**Records**
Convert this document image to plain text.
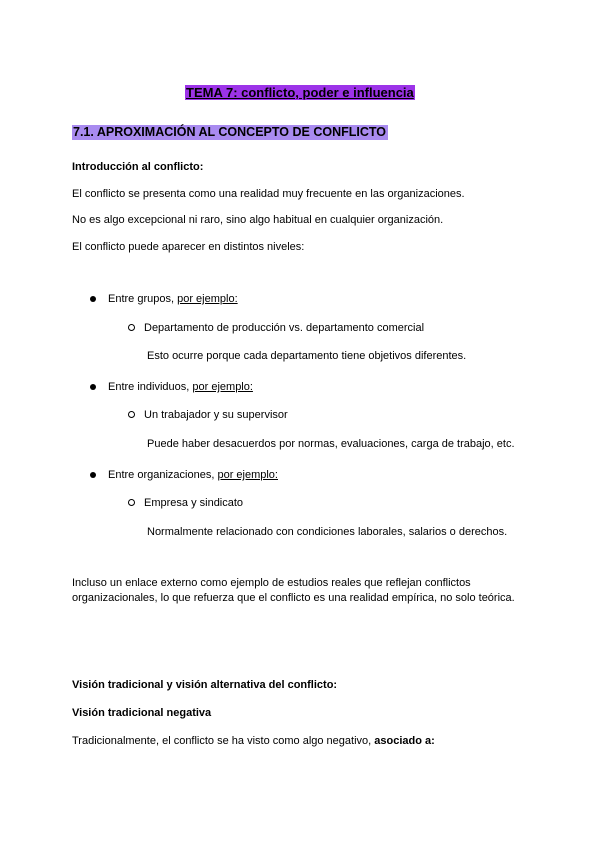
TEMA 7: conflicto, poder e influencia
7.1. APROXIMACIÓN AL CONCEPTO DE CONFLICTO
Introducción al conflicto:
El conflicto se presenta como una realidad muy frecuente en las organizaciones.
No es algo excepcional ni raro, sino algo habitual en cualquier organización.
El conflicto puede aparecer en distintos niveles:
Entre grupos, por ejemplo:
Departamento de producción vs. departamento comercial
Esto ocurre porque cada departamento tiene objetivos diferentes.
Entre individuos, por ejemplo:
Un trabajador y su supervisor
Puede haber desacuerdos por normas, evaluaciones, carga de trabajo, etc.
Entre organizaciones, por ejemplo:
Empresa y sindicato
Normalmente relacionado con condiciones laborales, salarios o derechos.
Incluso un enlace externo como ejemplo de estudios reales que reflejan conflictos
organizacionales, lo que refuerza que el conflicto es una realidad empírica, no solo teórica.
Visión tradicional y visión alternativa del conflicto:
Visión tradicional negativa
Tradicionalmente, el conflicto se ha visto como algo negativo, asociado a:
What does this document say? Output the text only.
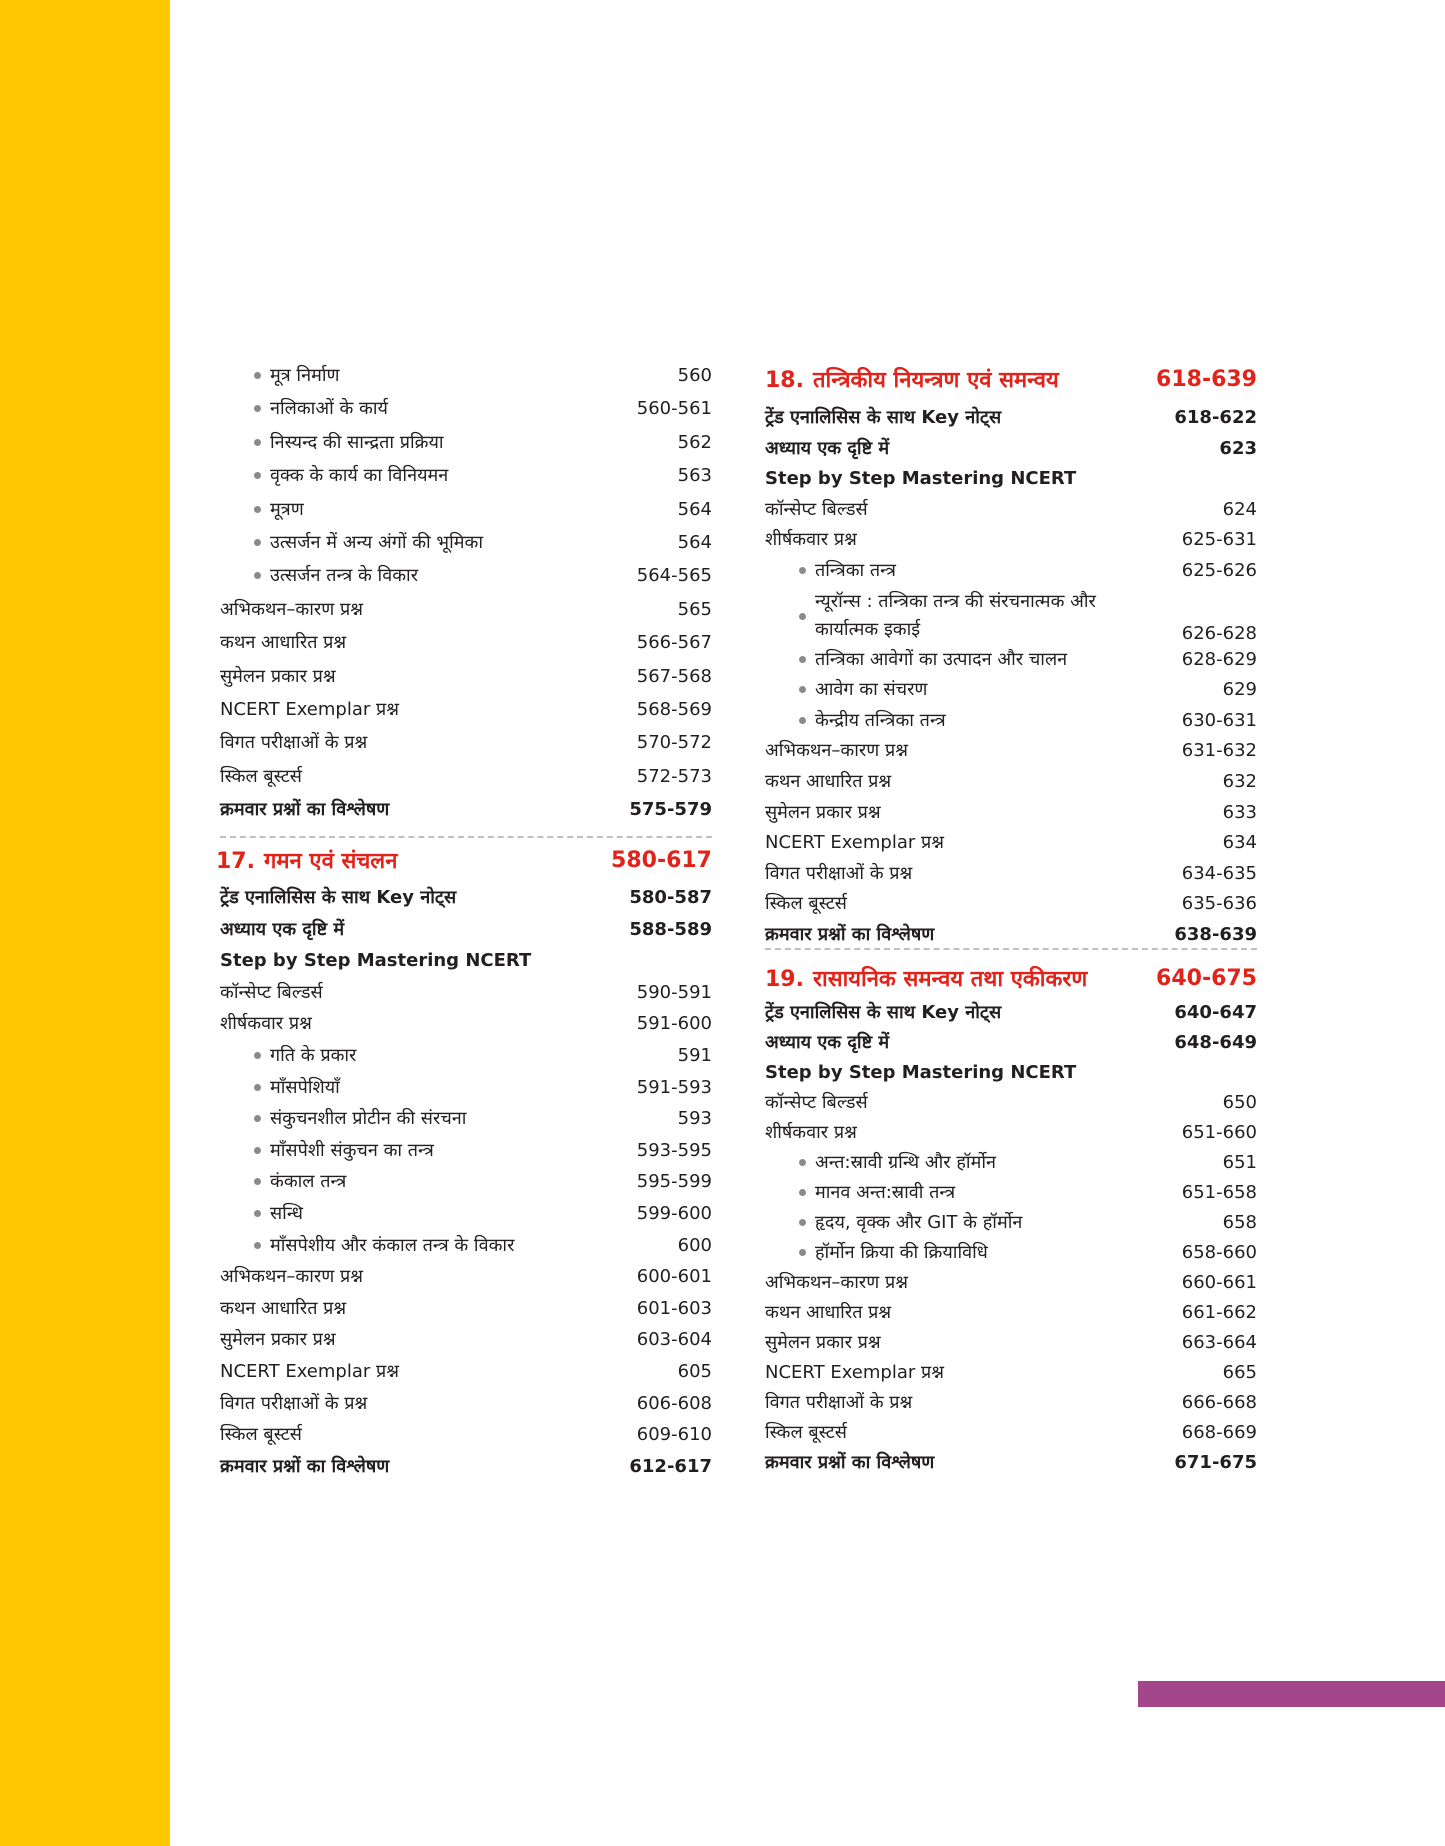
मूत्र निर्माण	560
नलिकाओं के कार्य	560-561
निस्यन्द की सान्द्रता प्रक्रिया	562
वृक्क के कार्य का विनियमन	563
मूत्रण	564
उत्सर्जन में अन्य अंगों की भूमिका	564
उत्सर्जन तन्त्र के विकार	564-565
अभिकथन–कारण प्रश्न	565
कथन आधारित प्रश्न	566-567
सुमेलन प्रकार प्रश्न	567-568
NCERT Exemplar प्रश्न	568-569
विगत परीक्षाओं के प्रश्न	570-572
स्किल बूस्टर्स	572-573
क्रमवार प्रश्नों का विश्लेषण	575-579
17. गमन एवं संचलन	580-617
ट्रेंड एनालिसिस के साथ Key नोट्स	580-587
अध्याय एक दृष्टि में	588-589
Step by Step Mastering NCERT
कॉन्सेप्ट बिल्डर्स	590-591
शीर्षकवार प्रश्न	591-600
गति के प्रकार	591
माँसपेशियाँ	591-593
संकुचनशील प्रोटीन की संरचना	593
माँसपेशी संकुचन का तन्त्र	593-595
कंकाल तन्त्र	595-599
सन्धि	599-600
माँसपेशीय और कंकाल तन्त्र के विकार	600
अभिकथन–कारण प्रश्न	600-601
कथन आधारित प्रश्न	601-603
सुमेलन प्रकार प्रश्न	603-604
NCERT Exemplar प्रश्न	605
विगत परीक्षाओं के प्रश्न	606-608
स्किल बूस्टर्स	609-610
क्रमवार प्रश्नों का विश्लेषण	612-617
18. तन्त्रिकीय नियन्त्रण एवं समन्वय	618-639
ट्रेंड एनालिसिस के साथ Key नोट्स	618-622
अध्याय एक दृष्टि में	623
Step by Step Mastering NCERT
कॉन्सेप्ट बिल्डर्स	624
शीर्षकवार प्रश्न	625-631
तन्त्रिका तन्त्र	625-626
न्यूरॉन्स : तन्त्रिका तन्त्र की संरचनात्मक और कार्यात्मक इकाई	626-628
तन्त्रिका आवेगों का उत्पादन और चालन	628-629
आवेग का संचरण	629
केन्द्रीय तन्त्रिका तन्त्र	630-631
अभिकथन–कारण प्रश्न	631-632
कथन आधारित प्रश्न	632
सुमेलन प्रकार प्रश्न	633
NCERT Exemplar प्रश्न	634
विगत परीक्षाओं के प्रश्न	634-635
स्किल बूस्टर्स	635-636
क्रमवार प्रश्नों का विश्लेषण	638-639
19. रासायनिक समन्वय तथा एकीकरण	640-675
ट्रेंड एनालिसिस के साथ Key नोट्स	640-647
अध्याय एक दृष्टि में	648-649
Step by Step Mastering NCERT
कॉन्सेप्ट बिल्डर्स	650
शीर्षकवार प्रश्न	651-660
अन्त:स्रावी ग्रन्थि और हॉर्मोन	651
मानव अन्त:स्रावी तन्त्र	651-658
हृदय, वृक्क और GIT के हॉर्मोन	658
हॉर्मोन क्रिया की क्रियाविधि	658-660
अभिकथन–कारण प्रश्न	660-661
कथन आधारित प्रश्न	661-662
सुमेलन प्रकार प्रश्न	663-664
NCERT Exemplar प्रश्न	665
विगत परीक्षाओं के प्रश्न	666-668
स्किल बूस्टर्स	668-669
क्रमवार प्रश्नों का विश्लेषण	671-675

**The task**
Retype the records exactly. Any image in them should not appear in what you write.

**Exercise solution**
Convert this document image to plain text.
TEMA 7: conflicto, poder e influencia
7.1. APROXIMACIÓN AL CONCEPTO DE CONFLICTO
Introducción al conflicto:
El conflicto se presenta como una realidad muy frecuente en las organizaciones.
No es algo excepcional ni raro, sino algo habitual en cualquier organización.
El conflicto puede aparecer en distintos niveles:
Entre grupos, por ejemplo:
Departamento de producción vs. departamento comercial
Esto ocurre porque cada departamento tiene objetivos diferentes.
Entre individuos, por ejemplo:
Un trabajador y su supervisor
Puede haber desacuerdos por normas, evaluaciones, carga de trabajo, etc.
Entre organizaciones, por ejemplo:
Empresa y sindicato
Normalmente relacionado con condiciones laborales, salarios o derechos.
Incluso un enlace externo como ejemplo de estudios reales que reflejan conflictos
organizacionales, lo que refuerza que el conflicto es una realidad empírica, no solo teórica.
Visión tradicional y visión alternativa del conflicto:
Visión tradicional negativa
Tradicionalmente, el conflicto se ha visto como algo negativo, asociado a:
What does this document say? Output the text only.
मूत्र निर्माण	560
नलिकाओं के कार्य	560-561
निस्यन्द की सान्द्रता प्रक्रिया	562
वृक्क के कार्य का विनियमन	563
मूत्रण	564
उत्सर्जन में अन्य अंगों की भूमिका	564
उत्सर्जन तन्त्र के विकार	564-565
अभिकथन–कारण प्रश्न	565
कथन आधारित प्रश्न	566-567
सुमेलन प्रकार प्रश्न	567-568
NCERT Exemplar प्रश्न	568-569
विगत परीक्षाओं के प्रश्न	570-572
स्किल बूस्टर्स	572-573
क्रमवार प्रश्नों का विश्लेषण	575-579
17. गमन एवं संचलन	580-617
ट्रेंड एनालिसिस के साथ Key नोट्स	580-587
अध्याय एक दृष्टि में	588-589
Step by Step Mastering NCERT
कॉन्सेप्ट बिल्डर्स	590-591
शीर्षकवार प्रश्न	591-600
गति के प्रकार	591
माँसपेशियाँ	591-593
संकुचनशील प्रोटीन की संरचना	593
माँसपेशी संकुचन का तन्त्र	593-595
कंकाल तन्त्र	595-599
सन्धि	599-600
माँसपेशीय और कंकाल तन्त्र के विकार	600
अभिकथन–कारण प्रश्न	600-601
कथन आधारित प्रश्न	601-603
सुमेलन प्रकार प्रश्न	603-604
NCERT Exemplar प्रश्न	605
विगत परीक्षाओं के प्रश्न	606-608
स्किल बूस्टर्स	609-610
क्रमवार प्रश्नों का विश्लेषण	612-617
18. तन्त्रिकीय नियन्त्रण एवं समन्वय	618-639
ट्रेंड एनालिसिस के साथ Key नोट्स	618-622
अध्याय एक दृष्टि में	623
Step by Step Mastering NCERT
कॉन्सेप्ट बिल्डर्स	624
शीर्षकवार प्रश्न	625-631
तन्त्रिका तन्त्र	625-626
न्यूरॉन्स : तन्त्रिका तन्त्र की संरचनात्मक और कार्यात्मक इकाई	626-628
तन्त्रिका आवेगों का उत्पादन और चालन	628-629
आवेग का संचरण	629
केन्द्रीय तन्त्रिका तन्त्र	630-631
अभिकथन–कारण प्रश्न	631-632
कथन आधारित प्रश्न	632
सुमेलन प्रकार प्रश्न	633
NCERT Exemplar प्रश्न	634
विगत परीक्षाओं के प्रश्न	634-635
स्किल बूस्टर्स	635-636
क्रमवार प्रश्नों का विश्लेषण	638-639
19. रासायनिक समन्वय तथा एकीकरण	640-675
ट्रेंड एनालिसिस के साथ Key नोट्स	640-647
अध्याय एक दृष्टि में	648-649
Step by Step Mastering NCERT
कॉन्सेप्ट बिल्डर्स	650
शीर्षकवार प्रश्न	651-660
अन्त:स्रावी ग्रन्थि और हॉर्मोन	651
मानव अन्त:स्रावी तन्त्र	651-658
हृदय, वृक्क और GIT के हॉर्मोन	658
हॉर्मोन क्रिया की क्रियाविधि	658-660
अभिकथन–कारण प्रश्न	660-661
कथन आधारित प्रश्न	661-662
सुमेलन प्रकार प्रश्न	663-664
NCERT Exemplar प्रश्न	665
विगत परीक्षाओं के प्रश्न	666-668
स्किल बूस्टर्स	668-669
क्रमवार प्रश्नों का विश्लेषण	671-675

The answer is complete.